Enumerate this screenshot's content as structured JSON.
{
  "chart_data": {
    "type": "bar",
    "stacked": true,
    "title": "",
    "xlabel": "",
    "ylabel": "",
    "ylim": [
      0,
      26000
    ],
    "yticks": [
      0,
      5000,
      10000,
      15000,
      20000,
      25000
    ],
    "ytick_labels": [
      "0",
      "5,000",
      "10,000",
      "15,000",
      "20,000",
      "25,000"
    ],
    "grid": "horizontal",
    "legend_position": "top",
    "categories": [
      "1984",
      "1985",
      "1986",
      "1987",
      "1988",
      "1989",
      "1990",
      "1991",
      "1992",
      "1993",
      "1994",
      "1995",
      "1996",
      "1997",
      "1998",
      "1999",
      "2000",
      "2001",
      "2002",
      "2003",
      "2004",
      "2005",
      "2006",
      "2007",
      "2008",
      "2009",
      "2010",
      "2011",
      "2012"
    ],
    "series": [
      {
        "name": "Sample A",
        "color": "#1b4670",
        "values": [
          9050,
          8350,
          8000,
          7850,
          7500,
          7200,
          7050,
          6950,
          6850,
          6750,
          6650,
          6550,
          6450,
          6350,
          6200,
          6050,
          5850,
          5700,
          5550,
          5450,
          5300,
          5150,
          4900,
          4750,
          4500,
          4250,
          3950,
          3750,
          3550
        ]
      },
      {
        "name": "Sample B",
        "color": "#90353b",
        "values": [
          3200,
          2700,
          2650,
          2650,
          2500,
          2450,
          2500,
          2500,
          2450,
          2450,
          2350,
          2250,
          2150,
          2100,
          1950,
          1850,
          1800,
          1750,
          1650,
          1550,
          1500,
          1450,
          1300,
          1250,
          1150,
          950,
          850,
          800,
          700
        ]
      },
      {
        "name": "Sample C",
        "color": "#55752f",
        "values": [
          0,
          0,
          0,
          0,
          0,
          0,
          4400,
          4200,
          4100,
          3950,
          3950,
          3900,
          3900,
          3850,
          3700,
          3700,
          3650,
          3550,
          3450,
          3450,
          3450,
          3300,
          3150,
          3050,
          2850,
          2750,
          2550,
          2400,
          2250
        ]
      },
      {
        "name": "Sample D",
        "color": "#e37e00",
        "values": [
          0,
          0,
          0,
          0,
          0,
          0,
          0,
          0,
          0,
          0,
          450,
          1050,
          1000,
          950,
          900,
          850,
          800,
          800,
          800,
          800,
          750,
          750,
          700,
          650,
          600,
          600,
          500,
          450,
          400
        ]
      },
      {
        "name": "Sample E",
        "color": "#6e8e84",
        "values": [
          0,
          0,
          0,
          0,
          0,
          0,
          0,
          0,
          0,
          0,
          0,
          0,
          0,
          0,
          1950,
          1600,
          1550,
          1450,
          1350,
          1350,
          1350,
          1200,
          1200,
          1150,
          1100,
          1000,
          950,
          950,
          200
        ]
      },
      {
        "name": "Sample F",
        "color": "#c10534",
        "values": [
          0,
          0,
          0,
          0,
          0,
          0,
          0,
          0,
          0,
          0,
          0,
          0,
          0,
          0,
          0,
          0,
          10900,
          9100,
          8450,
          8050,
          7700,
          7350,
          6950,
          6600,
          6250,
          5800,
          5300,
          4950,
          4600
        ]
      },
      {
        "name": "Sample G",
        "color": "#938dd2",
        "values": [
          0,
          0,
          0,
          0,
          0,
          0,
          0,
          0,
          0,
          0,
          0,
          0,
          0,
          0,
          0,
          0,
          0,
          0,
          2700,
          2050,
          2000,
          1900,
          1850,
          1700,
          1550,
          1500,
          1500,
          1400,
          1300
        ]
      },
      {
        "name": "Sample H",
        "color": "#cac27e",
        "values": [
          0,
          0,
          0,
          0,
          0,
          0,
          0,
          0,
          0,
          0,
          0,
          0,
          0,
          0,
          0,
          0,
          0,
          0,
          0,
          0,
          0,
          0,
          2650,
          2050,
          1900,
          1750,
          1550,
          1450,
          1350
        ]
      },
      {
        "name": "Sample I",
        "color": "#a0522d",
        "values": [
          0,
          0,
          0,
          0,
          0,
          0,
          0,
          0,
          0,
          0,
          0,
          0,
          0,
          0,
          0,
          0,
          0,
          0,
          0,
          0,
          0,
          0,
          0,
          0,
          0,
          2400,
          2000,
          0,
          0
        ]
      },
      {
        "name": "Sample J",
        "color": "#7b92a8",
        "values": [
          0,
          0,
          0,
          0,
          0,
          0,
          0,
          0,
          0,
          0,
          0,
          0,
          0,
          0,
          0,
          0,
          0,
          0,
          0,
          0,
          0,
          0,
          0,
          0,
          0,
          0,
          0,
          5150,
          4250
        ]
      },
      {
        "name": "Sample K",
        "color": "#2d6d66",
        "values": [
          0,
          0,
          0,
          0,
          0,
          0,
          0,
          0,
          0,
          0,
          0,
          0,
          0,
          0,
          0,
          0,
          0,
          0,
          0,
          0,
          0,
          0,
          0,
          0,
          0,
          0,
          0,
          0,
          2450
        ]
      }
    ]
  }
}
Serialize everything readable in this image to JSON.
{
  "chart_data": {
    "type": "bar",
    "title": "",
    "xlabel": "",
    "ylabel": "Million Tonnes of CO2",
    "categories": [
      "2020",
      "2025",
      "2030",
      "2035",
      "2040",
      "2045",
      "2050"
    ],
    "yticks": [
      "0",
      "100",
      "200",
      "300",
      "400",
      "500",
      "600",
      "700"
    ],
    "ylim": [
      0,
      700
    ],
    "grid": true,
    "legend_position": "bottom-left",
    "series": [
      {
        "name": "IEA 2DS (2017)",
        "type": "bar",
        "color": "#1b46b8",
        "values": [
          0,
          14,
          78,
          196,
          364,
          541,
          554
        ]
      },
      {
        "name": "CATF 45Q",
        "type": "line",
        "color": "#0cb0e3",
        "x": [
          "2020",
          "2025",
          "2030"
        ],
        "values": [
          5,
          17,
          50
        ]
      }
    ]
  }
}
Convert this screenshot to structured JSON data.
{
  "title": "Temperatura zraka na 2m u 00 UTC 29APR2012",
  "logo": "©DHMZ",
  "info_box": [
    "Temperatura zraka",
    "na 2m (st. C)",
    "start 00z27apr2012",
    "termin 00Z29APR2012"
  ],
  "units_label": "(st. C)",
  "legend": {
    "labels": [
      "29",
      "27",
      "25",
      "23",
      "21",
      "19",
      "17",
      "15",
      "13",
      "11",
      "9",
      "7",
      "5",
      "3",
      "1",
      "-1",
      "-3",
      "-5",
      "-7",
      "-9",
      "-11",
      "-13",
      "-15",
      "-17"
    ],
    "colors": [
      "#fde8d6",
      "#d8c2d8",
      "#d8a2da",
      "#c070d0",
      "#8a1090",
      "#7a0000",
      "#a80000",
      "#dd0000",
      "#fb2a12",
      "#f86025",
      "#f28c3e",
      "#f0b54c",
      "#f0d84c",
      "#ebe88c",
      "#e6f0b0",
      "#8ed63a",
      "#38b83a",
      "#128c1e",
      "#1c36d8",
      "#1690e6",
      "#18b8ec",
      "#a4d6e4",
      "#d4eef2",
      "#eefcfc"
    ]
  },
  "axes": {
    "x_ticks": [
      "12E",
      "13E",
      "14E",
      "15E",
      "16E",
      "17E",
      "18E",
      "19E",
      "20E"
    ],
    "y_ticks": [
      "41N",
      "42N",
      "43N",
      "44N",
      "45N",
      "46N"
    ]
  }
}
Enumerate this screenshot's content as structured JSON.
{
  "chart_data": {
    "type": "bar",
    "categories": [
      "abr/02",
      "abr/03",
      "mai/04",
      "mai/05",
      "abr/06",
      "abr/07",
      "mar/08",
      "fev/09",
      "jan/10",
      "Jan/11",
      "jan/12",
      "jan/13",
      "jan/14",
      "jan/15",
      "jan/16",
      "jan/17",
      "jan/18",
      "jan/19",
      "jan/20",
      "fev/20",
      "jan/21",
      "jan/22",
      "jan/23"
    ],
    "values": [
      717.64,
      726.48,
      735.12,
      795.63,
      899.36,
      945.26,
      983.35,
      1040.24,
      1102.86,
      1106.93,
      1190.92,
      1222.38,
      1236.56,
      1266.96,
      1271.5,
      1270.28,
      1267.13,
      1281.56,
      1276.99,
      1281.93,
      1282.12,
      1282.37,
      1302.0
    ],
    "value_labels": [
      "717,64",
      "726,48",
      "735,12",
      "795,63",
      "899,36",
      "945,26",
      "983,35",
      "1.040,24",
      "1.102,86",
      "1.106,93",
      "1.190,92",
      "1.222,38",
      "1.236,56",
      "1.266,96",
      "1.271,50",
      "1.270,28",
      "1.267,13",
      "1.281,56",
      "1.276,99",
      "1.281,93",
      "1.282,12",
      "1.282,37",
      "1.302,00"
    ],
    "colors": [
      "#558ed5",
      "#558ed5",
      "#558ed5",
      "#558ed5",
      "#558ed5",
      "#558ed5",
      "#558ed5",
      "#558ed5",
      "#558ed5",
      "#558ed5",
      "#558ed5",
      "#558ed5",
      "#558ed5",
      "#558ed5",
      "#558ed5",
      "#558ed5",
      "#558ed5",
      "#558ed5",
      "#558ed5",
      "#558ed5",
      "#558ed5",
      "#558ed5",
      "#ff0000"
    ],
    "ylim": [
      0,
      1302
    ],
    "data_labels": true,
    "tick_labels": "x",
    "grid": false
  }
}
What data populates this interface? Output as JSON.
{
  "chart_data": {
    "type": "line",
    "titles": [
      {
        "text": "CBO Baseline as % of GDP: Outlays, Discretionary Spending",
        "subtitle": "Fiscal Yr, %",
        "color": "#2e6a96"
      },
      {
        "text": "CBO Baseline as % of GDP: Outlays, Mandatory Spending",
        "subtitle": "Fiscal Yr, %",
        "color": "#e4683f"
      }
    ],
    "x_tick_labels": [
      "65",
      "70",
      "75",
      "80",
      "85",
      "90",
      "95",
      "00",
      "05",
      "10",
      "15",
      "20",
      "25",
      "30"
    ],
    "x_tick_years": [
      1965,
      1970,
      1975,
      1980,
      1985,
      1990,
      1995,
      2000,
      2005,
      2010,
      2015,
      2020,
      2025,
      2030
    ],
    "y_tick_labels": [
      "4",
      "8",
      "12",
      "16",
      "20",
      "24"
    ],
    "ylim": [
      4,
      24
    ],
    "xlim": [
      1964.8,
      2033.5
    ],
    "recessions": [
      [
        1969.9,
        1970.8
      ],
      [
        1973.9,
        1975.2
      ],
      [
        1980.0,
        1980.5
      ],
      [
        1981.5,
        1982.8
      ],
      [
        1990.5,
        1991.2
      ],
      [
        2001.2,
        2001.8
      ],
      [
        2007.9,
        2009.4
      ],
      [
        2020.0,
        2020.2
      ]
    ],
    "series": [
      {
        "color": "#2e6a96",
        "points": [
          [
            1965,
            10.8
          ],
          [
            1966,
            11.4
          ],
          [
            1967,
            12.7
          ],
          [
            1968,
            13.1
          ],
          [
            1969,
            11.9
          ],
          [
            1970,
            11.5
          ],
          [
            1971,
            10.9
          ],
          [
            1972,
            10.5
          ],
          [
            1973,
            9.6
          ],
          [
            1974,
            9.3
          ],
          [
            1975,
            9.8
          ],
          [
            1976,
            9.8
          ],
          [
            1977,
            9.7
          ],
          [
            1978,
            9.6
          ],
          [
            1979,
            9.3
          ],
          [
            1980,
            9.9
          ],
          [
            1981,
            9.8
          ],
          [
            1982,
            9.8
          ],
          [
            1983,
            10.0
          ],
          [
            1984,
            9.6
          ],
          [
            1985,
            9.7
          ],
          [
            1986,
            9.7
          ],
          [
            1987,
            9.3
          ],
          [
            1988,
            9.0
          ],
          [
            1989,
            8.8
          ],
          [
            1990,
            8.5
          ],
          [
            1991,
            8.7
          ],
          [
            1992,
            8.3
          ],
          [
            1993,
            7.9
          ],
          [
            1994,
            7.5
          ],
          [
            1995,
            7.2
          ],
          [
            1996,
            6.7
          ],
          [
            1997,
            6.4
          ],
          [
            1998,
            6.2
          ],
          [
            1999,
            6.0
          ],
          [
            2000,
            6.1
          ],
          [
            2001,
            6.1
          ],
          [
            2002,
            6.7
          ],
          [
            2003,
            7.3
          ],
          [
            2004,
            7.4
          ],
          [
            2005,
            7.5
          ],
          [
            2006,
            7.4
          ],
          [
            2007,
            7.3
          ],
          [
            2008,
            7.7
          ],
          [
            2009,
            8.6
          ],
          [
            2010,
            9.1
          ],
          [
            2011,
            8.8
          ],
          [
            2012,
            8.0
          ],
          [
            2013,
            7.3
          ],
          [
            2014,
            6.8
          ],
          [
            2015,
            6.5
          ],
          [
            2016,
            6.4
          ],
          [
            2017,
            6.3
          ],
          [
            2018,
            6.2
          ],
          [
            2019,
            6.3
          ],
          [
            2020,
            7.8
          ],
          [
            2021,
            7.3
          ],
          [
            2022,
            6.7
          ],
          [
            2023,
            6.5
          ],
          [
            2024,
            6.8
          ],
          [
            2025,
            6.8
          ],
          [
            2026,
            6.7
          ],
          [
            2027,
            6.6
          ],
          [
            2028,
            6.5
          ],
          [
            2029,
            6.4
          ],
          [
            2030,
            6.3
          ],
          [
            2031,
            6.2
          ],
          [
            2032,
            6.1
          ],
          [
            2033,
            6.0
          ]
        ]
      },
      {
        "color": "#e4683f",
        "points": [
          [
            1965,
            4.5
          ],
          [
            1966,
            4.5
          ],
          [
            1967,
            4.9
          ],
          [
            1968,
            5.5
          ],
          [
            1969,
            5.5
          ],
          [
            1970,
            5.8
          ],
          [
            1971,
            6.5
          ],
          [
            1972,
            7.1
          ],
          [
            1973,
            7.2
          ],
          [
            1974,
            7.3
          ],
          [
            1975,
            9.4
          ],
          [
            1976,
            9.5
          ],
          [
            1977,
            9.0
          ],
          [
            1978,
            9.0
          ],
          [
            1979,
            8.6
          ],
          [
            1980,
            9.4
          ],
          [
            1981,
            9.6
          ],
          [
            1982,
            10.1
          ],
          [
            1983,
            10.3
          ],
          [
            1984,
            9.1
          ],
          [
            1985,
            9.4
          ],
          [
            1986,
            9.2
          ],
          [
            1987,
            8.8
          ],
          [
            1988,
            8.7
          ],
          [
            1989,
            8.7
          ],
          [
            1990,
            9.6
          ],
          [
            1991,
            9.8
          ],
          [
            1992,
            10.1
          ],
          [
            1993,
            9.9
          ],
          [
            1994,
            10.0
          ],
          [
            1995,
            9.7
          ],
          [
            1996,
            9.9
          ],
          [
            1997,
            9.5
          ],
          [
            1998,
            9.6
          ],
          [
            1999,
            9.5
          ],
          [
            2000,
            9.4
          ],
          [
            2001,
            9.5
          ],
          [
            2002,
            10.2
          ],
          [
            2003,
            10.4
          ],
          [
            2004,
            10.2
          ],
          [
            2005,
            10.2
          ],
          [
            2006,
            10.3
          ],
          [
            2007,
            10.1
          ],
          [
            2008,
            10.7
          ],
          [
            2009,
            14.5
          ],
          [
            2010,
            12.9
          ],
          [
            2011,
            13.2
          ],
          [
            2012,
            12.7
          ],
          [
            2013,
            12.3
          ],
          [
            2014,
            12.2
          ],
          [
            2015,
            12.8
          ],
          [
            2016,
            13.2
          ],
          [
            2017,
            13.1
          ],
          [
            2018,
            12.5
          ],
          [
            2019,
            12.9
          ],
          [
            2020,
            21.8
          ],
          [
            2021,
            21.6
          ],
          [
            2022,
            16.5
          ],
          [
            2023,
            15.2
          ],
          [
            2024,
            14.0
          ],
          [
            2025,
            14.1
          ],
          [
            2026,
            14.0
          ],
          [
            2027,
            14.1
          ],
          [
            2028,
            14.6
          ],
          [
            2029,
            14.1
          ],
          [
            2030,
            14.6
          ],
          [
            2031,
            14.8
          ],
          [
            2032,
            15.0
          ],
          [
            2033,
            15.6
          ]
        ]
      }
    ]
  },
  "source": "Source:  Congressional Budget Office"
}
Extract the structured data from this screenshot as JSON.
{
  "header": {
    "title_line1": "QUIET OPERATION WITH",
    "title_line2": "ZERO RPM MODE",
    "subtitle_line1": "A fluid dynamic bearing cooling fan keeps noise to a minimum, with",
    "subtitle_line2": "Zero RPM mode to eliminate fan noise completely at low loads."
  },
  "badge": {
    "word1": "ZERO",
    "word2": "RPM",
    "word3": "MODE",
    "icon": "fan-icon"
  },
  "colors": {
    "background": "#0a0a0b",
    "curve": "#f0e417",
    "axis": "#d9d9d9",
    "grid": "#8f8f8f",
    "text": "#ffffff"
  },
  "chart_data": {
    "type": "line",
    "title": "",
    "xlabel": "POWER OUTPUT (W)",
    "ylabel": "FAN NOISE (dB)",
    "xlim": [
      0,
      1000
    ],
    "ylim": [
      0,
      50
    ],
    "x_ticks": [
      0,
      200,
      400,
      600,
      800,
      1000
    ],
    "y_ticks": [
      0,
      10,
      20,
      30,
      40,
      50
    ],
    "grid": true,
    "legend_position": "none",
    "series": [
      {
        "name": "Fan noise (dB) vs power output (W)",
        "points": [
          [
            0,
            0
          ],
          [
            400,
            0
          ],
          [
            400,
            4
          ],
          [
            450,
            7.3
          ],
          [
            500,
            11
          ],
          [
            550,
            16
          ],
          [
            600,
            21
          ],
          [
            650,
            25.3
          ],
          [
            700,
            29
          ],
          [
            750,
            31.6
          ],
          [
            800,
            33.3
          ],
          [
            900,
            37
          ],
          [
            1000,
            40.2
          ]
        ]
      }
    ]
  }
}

____________

• _The request_: Only a number is needed: how many lines of the material above contain "this"?

• _Full answer_: 6